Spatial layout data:
****************************************
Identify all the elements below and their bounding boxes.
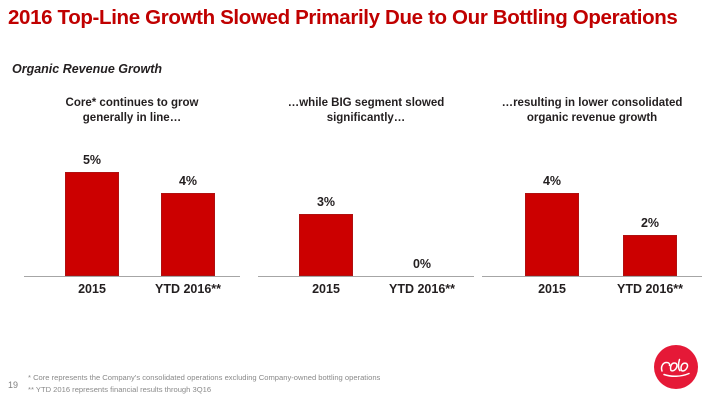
chart-3-bar-2015[interactable] [525,193,579,276]
chart-1-heading: Core* continues to grow generally in lin… [18,96,246,126]
chart-1-heading-line-1: Core* continues to grow [65,97,199,109]
chart-3-heading-line-1: …resulting in lower consolidated [501,97,683,109]
page-number: 19 [8,380,19,390]
chart-2-heading-line-2: significantly… [326,112,406,125]
chart-1-category-ytd2016: YTD 2016** [154,282,221,296]
chart-2-category-labels: 2015 YTD 2016** [252,282,480,302]
chart-3-plot: 4% 2% [476,142,708,277]
chart-2-bar-group-ytd2016: 0% [374,142,470,276]
chart-2-value-label-2015: 3% [316,195,336,209]
chart-2-bar-group-2015: 3% [278,142,374,276]
chart-3-value-label-2015: 4% [542,174,562,188]
footnote-1: * Core represents the Company’s consolid… [28,373,381,382]
chart-1-heading-line-2: generally in line… [82,112,182,125]
chart-3-category-labels: 2015 YTD 2016** [476,282,708,302]
chart-1-value-label-2015: 5% [82,153,102,167]
charts-container: Core* continues to grow generally in lin… [0,96,710,306]
chart-3-bar-group-2015: 4% [504,142,600,276]
chart-1-category-2015: 2015 [78,282,106,296]
chart-1-bar-group-2015: 5% [44,142,140,276]
chart-1-bar-ytd2016[interactable] [161,193,215,276]
chart-2-category-ytd2016: YTD 2016** [388,282,455,296]
footnotes: * Core represents the Company’s consolid… [28,372,380,396]
chart-2-value-label-ytd2016: 0% [412,257,432,271]
chart-2-axis-line [258,276,474,277]
chart-2-heading-line-1: …while BIG segment slowed [287,97,445,109]
chart-1-bar-2015[interactable] [65,172,119,276]
chart-panel-3: …resulting in lower consolidated organic… [476,96,708,306]
coca-cola-logo [654,345,698,389]
chart-3-category-ytd2016: YTD 2016** [616,282,683,296]
chart-panel-2: …while BIG segment slowed significantly…… [252,96,480,306]
chart-3-bar-ytd2016[interactable] [623,235,677,276]
chart-2-heading: …while BIG segment slowed significantly… [252,96,480,126]
chart-2-bar-2015[interactable] [299,214,353,276]
chart-1-bar-group-ytd2016: 4% [140,142,236,276]
subtitle-label: Organic Revenue Growth [12,62,163,76]
chart-3-heading: …resulting in lower consolidated organic… [476,96,708,126]
chart-panel-1: Core* continues to grow generally in lin… [18,96,246,306]
footnote-2: ** YTD 2016 represents financial results… [28,384,212,394]
page-title: 2016 Top-Line Growth Slowed Primarily Du… [8,6,678,29]
chart-1-plot: 5% 4% [18,142,246,277]
chart-1-value-label-ytd2016: 4% [178,174,198,188]
chart-1-axis-line [24,276,240,277]
chart-3-heading-line-2: organic revenue growth [526,112,658,125]
chart-3-value-label-ytd2016: 2% [640,216,660,230]
chart-3-axis-line [482,276,702,277]
chart-1-category-labels: 2015 YTD 2016** [18,282,246,302]
chart-3-category-2015: 2015 [538,282,566,296]
chart-2-plot: 3% 0% [252,142,480,277]
chart-2-category-2015: 2015 [312,282,340,296]
chart-3-bar-group-ytd2016: 2% [602,142,698,276]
****************************************
# [What you should do]
Arrange every line of the rows above as a numbered list, skipping blank lines and omitting the pictures.

# [Task answer]
1. Identify all the elements below and their bounding boxes.
2. chart-3-bar-2015[interactable] [525,193,579,276]
3. chart-1-heading: Core* continues to grow generally in lin… [18,96,246,126]
4. chart-1-heading-line-1: Core* continues to grow [65,97,199,109]
5. chart-3-heading-line-1: …resulting in lower consolidated [501,97,683,109]
6. page-number: 19 [8,380,19,390]
7. chart-2-heading-line-2: significantly… [326,112,406,125]
8. chart-1-category-ytd2016: YTD 2016** [154,282,221,296]
9. chart-2-category-labels: 2015 YTD 2016** [252,282,480,302]
10. chart-3-plot: 4% 2% [476,142,708,277]
11. chart-2-bar-group-ytd2016: 0% [374,142,470,276]
12. chart-2-value-label-2015: 3% [316,195,336,209]
13. chart-2-bar-group-2015: 3% [278,142,374,276]
14. chart-3-value-label-2015: 4% [542,174,562,188]
15. footnote-1: * Core represents the Company’s consolid… [28,373,381,382]
16. chart-1-heading-line-2: generally in line… [82,112,182,125]
17. chart-3-category-labels: 2015 YTD 2016** [476,282,708,302]
18. chart-1-value-label-2015: 5% [82,153,102,167]
19. charts-container: Core* continues to grow generally in lin… [0,96,710,306]
20. chart-3-bar-group-2015: 4% [504,142,600,276]
21. chart-1-category-2015: 2015 [78,282,106,296]
22. chart-1-bar-group-2015: 5% [44,142,140,276]
23. chart-1-bar-ytd2016[interactable] [161,193,215,276]
24. chart-2-category-ytd2016: YTD 2016** [388,282,455,296]
25. footnotes: * Core represents the Company’s consolid… [28,372,380,396]
26. chart-2-value-label-ytd2016: 0% [412,257,432,271]
27. chart-2-axis-line [258,276,474,277]
28. chart-2-heading-line-1: …while BIG segment slowed [287,97,445,109]
29. chart-1-bar-2015[interactable] [65,172,119,276]
30. chart-panel-3: …resulting in lower consolidated organic… [476,96,708,306]
31. coca-cola-logo [654,345,698,389]
32. chart-3-category-ytd2016: YTD 2016** [616,282,683,296]
33. chart-panel-2: …while BIG segment slowed significantly…… [252,96,480,306]
34. chart-3-bar-ytd2016[interactable] [623,235,677,276]
35. chart-2-heading: …while BIG segment slowed significantly… [252,96,480,126]
36. chart-2-bar-2015[interactable] [299,214,353,276]
37. chart-1-bar-group-ytd2016: 4% [140,142,236,276]
38. subtitle-label: Organic Revenue Growth [12,62,163,76]
39. chart-3-heading: …resulting in lower consolidated organic… [476,96,708,126]
40. chart-panel-1: Core* continues to grow generally in lin… [18,96,246,306]
41. footnote-2: ** YTD 2016 represents financial results… [28,384,212,394]
42. page-title: 2016 Top-Line Growth Slowed Primarily Du… [8,6,678,29]
43. chart-1-plot: 5% 4% [18,142,246,277]
44. chart-1-value-label-ytd2016: 4% [178,174,198,188]
45. chart-1-axis-line [24,276,240,277]
46. chart-3-heading-line-2: organic revenue growth [526,112,658,125]
47. chart-3-value-label-ytd2016: 2% [640,216,660,230]
48. chart-3-axis-line [482,276,702,277]
49. chart-1-category-labels: 2015 YTD 2016** [18,282,246,302]
50. chart-3-category-2015: 2015 [538,282,566,296]
51. chart-2-plot: 3% 0% [252,142,480,277]
52. chart-2-category-2015: 2015 [312,282,340,296]
53. chart-3-bar-group-ytd2016: 2% [602,142,698,276]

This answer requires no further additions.